[Records from a collection]
==========

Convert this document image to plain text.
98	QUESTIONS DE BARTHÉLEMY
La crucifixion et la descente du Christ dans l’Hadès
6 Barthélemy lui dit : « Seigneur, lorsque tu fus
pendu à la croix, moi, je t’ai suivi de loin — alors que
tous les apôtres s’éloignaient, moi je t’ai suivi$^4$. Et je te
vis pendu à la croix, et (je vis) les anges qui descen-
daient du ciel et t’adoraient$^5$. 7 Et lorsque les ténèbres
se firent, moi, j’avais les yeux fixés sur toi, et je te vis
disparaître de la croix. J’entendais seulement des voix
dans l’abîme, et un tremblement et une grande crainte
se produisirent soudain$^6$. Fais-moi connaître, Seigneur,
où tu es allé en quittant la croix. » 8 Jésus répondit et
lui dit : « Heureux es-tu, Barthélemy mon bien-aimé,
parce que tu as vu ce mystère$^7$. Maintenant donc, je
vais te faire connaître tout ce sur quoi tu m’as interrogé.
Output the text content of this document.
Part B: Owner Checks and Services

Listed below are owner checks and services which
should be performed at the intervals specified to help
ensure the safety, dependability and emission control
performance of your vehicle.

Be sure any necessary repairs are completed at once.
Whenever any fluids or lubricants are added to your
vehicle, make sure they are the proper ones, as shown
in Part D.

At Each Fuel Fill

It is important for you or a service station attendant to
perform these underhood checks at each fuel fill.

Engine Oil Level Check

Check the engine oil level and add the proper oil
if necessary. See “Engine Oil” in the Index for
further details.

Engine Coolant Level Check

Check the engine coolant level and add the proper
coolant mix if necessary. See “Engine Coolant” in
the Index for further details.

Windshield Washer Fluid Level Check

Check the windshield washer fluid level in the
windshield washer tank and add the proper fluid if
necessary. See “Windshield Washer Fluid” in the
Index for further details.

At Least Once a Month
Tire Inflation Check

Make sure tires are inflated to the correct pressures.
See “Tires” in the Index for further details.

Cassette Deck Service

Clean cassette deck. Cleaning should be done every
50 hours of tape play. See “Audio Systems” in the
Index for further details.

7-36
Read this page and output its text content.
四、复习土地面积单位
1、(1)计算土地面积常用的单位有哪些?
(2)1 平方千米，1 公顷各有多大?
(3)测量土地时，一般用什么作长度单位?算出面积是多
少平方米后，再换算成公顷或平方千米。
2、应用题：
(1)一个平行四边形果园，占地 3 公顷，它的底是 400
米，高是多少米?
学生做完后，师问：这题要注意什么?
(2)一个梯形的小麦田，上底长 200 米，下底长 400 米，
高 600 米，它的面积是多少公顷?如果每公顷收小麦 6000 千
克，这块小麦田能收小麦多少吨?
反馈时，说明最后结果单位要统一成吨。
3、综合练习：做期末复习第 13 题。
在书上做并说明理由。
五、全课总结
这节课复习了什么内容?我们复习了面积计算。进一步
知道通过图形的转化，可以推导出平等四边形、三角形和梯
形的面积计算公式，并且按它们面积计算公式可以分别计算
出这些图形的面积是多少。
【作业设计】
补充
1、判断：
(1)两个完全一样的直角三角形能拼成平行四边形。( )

==========

Work instructions:
Return every line of the material exactly.

Finished answer:
Convert this document image to plain text.
98	QUESTIONS DE BARTHÉLEMY
La crucifixion et la descente du Christ dans l’Hadès
6 Barthélemy lui dit : « Seigneur, lorsque tu fus
pendu à la croix, moi, je t’ai suivi de loin — alors que
tous les apôtres s’éloignaient, moi je t’ai suivi$^4$. Et je te
vis pendu à la croix, et (je vis) les anges qui descen-
daient du ciel et t’adoraient$^5$. 7 Et lorsque les ténèbres
se firent, moi, j’avais les yeux fixés sur toi, et je te vis
disparaître de la croix. J’entendais seulement des voix
dans l’abîme, et un tremblement et une grande crainte
se produisirent soudain$^6$. Fais-moi connaître, Seigneur,
où tu es allé en quittant la croix. » 8 Jésus répondit et
lui dit : « Heureux es-tu, Barthélemy mon bien-aimé,
parce que tu as vu ce mystère$^7$. Maintenant donc, je
vais te faire connaître tout ce sur quoi tu m’as interrogé.
Output the text content of this document.
Part B: Owner Checks and Services

Listed below are owner checks and services which
should be performed at the intervals specified to help
ensure the safety, dependability and emission control
performance of your vehicle.

Be sure any necessary repairs are completed at once.
Whenever any fluids or lubricants are added to your
vehicle, make sure they are the proper ones, as shown
in Part D.

At Each Fuel Fill

It is important for you or a service station attendant to
perform these underhood checks at each fuel fill.

Engine Oil Level Check

Check the engine oil level and add the proper oil
if necessary. See “Engine Oil” in the Index for
further details.

Engine Coolant Level Check

Check the engine coolant level and add the proper
coolant mix if necessary. See “Engine Coolant” in
the Index for further details.

Windshield Washer Fluid Level Check

Check the windshield washer fluid level in the
windshield washer tank and add the proper fluid if
necessary. See “Windshield Washer Fluid” in the
Index for further details.

At Least Once a Month
Tire Inflation Check

Make sure tires are inflated to the correct pressures.
See “Tires” in the Index for further details.

Cassette Deck Service

Clean cassette deck. Cleaning should be done every
50 hours of tape play. See “Audio Systems” in the
Index for further details.

7-36
Read this page and output its text content.
四、复习土地面积单位
1、(1)计算土地面积常用的单位有哪些?
(2)1 平方千米，1 公顷各有多大?
(3)测量土地时，一般用什么作长度单位?算出面积是多
少平方米后，再换算成公顷或平方千米。
2、应用题：
(1)一个平行四边形果园，占地 3 公顷，它的底是 400
米，高是多少米?
学生做完后，师问：这题要注意什么?
(2)一个梯形的小麦田，上底长 200 米，下底长 400 米，
高 600 米，它的面积是多少公顷?如果每公顷收小麦 6000 千
克，这块小麦田能收小麦多少吨?
反馈时，说明最后结果单位要统一成吨。
3、综合练习：做期末复习第 13 题。
在书上做并说明理由。
五、全课总结
这节课复习了什么内容?我们复习了面积计算。进一步
知道通过图形的转化，可以推导出平等四边形、三角形和梯
形的面积计算公式，并且按它们面积计算公式可以分别计算
出这些图形的面积是多少。
【作业设计】
补充
1、判断：
(1)两个完全一样的直角三角形能拼成平行四边形。( )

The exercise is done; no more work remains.